What you need to do:
Reproduce all records exactly.
======== Exercise inputs ========
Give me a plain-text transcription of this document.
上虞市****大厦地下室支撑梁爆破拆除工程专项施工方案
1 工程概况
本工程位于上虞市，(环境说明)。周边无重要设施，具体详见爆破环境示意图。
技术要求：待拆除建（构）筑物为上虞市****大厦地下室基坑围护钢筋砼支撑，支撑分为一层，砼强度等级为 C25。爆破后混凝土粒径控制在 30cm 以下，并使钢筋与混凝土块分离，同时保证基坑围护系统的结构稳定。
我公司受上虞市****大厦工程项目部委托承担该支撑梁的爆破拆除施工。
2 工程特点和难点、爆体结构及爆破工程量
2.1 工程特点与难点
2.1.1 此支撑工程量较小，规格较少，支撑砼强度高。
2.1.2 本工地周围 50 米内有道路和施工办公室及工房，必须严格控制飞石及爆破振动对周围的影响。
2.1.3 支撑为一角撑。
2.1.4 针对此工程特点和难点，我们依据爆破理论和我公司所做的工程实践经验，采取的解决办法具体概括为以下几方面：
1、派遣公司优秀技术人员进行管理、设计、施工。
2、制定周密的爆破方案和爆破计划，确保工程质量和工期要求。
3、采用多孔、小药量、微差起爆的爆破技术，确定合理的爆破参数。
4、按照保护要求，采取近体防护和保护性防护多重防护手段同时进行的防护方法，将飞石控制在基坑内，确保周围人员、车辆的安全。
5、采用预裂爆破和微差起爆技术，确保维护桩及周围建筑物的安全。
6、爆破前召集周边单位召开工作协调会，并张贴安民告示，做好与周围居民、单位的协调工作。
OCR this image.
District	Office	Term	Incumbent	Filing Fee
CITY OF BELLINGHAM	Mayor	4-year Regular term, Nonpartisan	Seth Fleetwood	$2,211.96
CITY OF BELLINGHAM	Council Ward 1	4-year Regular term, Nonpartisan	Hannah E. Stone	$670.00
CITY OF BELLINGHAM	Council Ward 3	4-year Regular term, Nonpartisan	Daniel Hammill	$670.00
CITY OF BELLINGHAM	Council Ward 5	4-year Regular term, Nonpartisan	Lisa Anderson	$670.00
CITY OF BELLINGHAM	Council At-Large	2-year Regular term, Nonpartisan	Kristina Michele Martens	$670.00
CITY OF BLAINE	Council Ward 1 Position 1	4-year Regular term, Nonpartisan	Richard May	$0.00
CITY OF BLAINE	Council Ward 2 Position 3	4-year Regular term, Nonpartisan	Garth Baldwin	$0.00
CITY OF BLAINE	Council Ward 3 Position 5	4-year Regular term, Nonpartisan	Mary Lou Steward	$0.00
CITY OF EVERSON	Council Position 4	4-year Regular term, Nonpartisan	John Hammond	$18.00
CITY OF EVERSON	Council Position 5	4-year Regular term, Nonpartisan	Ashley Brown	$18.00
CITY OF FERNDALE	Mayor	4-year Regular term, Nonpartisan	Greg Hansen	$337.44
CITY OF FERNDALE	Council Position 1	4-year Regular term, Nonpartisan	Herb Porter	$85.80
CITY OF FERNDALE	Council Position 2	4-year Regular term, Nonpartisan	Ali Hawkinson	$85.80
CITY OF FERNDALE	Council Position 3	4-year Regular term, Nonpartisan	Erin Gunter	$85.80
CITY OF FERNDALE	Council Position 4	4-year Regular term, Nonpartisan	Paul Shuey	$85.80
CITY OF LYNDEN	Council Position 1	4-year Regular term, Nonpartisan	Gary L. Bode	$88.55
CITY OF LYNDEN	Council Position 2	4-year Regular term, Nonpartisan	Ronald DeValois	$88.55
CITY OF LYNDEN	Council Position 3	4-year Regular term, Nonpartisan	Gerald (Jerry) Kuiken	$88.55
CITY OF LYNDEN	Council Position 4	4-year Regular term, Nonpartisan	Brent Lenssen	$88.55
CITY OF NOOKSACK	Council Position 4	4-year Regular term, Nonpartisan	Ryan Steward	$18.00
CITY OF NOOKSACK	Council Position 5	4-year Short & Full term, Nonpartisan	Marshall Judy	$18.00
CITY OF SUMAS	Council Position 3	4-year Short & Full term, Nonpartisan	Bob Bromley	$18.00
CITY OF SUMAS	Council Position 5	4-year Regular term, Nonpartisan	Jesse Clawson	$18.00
========
Correct answer:
Give me a plain-text transcription of this document.
上虞市****大厦地下室支撑梁爆破拆除工程专项施工方案
1 工程概况
本工程位于上虞市，(环境说明)。周边无重要设施，具体详见爆破环境示意图。
技术要求：待拆除建（构）筑物为上虞市****大厦地下室基坑围护钢筋砼支撑，支撑分为一层，砼强度等级为 C25。爆破后混凝土粒径控制在 30cm 以下，并使钢筋与混凝土块分离，同时保证基坑围护系统的结构稳定。
我公司受上虞市****大厦工程项目部委托承担该支撑梁的爆破拆除施工。
2 工程特点和难点、爆体结构及爆破工程量
2.1 工程特点与难点
2.1.1 此支撑工程量较小，规格较少，支撑砼强度高。
2.1.2 本工地周围 50 米内有道路和施工办公室及工房，必须严格控制飞石及爆破振动对周围的影响。
2.1.3 支撑为一角撑。
2.1.4 针对此工程特点和难点，我们依据爆破理论和我公司所做的工程实践经验，采取的解决办法具体概括为以下几方面：
1、派遣公司优秀技术人员进行管理、设计、施工。
2、制定周密的爆破方案和爆破计划，确保工程质量和工期要求。
3、采用多孔、小药量、微差起爆的爆破技术，确定合理的爆破参数。
4、按照保护要求，采取近体防护和保护性防护多重防护手段同时进行的防护方法，将飞石控制在基坑内，确保周围人员、车辆的安全。
5、采用预裂爆破和微差起爆技术，确保维护桩及周围建筑物的安全。
6、爆破前召集周边单位召开工作协调会，并张贴安民告示，做好与周围居民、单位的协调工作。
OCR this image.
District	Office	Term	Incumbent	Filing Fee
CITY OF BELLINGHAM	Mayor	4-year Regular term, Nonpartisan	Seth Fleetwood	$2,211.96
CITY OF BELLINGHAM	Council Ward 1	4-year Regular term, Nonpartisan	Hannah E. Stone	$670.00
CITY OF BELLINGHAM	Council Ward 3	4-year Regular term, Nonpartisan	Daniel Hammill	$670.00
CITY OF BELLINGHAM	Council Ward 5	4-year Regular term, Nonpartisan	Lisa Anderson	$670.00
CITY OF BELLINGHAM	Council At-Large	2-year Regular term, Nonpartisan	Kristina Michele Martens	$670.00
CITY OF BLAINE	Council Ward 1 Position 1	4-year Regular term, Nonpartisan	Richard May	$0.00
CITY OF BLAINE	Council Ward 2 Position 3	4-year Regular term, Nonpartisan	Garth Baldwin	$0.00
CITY OF BLAINE	Council Ward 3 Position 5	4-year Regular term, Nonpartisan	Mary Lou Steward	$0.00
CITY OF EVERSON	Council Position 4	4-year Regular term, Nonpartisan	John Hammond	$18.00
CITY OF EVERSON	Council Position 5	4-year Regular term, Nonpartisan	Ashley Brown	$18.00
CITY OF FERNDALE	Mayor	4-year Regular term, Nonpartisan	Greg Hansen	$337.44
CITY OF FERNDALE	Council Position 1	4-year Regular term, Nonpartisan	Herb Porter	$85.80
CITY OF FERNDALE	Council Position 2	4-year Regular term, Nonpartisan	Ali Hawkinson	$85.80
CITY OF FERNDALE	Council Position 3	4-year Regular term, Nonpartisan	Erin Gunter	$85.80
CITY OF FERNDALE	Council Position 4	4-year Regular term, Nonpartisan	Paul Shuey	$85.80
CITY OF LYNDEN	Council Position 1	4-year Regular term, Nonpartisan	Gary L. Bode	$88.55
CITY OF LYNDEN	Council Position 2	4-year Regular term, Nonpartisan	Ronald DeValois	$88.55
CITY OF LYNDEN	Council Position 3	4-year Regular term, Nonpartisan	Gerald (Jerry) Kuiken	$88.55
CITY OF LYNDEN	Council Position 4	4-year Regular term, Nonpartisan	Brent Lenssen	$88.55
CITY OF NOOKSACK	Council Position 4	4-year Regular term, Nonpartisan	Ryan Steward	$18.00
CITY OF NOOKSACK	Council Position 5	4-year Short & Full term, Nonpartisan	Marshall Judy	$18.00
CITY OF SUMAS	Council Position 3	4-year Short & Full term, Nonpartisan	Bob Bromley	$18.00
CITY OF SUMAS	Council Position 5	4-year Regular term, Nonpartisan	Jesse Clawson	$18.00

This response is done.